____ Material for this task

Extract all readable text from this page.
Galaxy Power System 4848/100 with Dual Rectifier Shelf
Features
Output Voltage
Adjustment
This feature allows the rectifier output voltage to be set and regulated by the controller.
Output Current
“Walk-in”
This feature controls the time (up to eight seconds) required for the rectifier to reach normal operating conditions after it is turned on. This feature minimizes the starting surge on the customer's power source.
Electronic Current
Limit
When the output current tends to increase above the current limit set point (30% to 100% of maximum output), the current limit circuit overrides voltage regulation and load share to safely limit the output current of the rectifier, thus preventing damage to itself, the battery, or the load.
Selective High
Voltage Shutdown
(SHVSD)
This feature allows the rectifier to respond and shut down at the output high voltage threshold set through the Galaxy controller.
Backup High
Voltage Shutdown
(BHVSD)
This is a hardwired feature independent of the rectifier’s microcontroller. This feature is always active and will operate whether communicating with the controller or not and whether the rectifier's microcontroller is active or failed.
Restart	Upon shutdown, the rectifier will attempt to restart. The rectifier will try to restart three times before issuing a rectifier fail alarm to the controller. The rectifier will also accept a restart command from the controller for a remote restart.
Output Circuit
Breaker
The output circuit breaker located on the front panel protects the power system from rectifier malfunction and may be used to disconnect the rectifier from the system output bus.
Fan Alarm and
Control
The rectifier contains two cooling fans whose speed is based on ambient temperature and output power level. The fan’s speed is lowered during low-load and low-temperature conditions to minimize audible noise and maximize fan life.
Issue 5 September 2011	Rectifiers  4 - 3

________

Objective:
Report all lines of the material that contain the word "from".

Solution for this problem:
Extract all readable text from this page.
Restart	Upon shutdown, the rectifier will attempt to restart. The rectifier will try to restart three times before issuing a rectifier fail alarm to the controller. The rectifier will also accept a restart command from the controller for a remote restart.
The output circuit breaker located on the front panel protects the power system from rectifier malfunction and may be used to disconnect the rectifier from the system output bus.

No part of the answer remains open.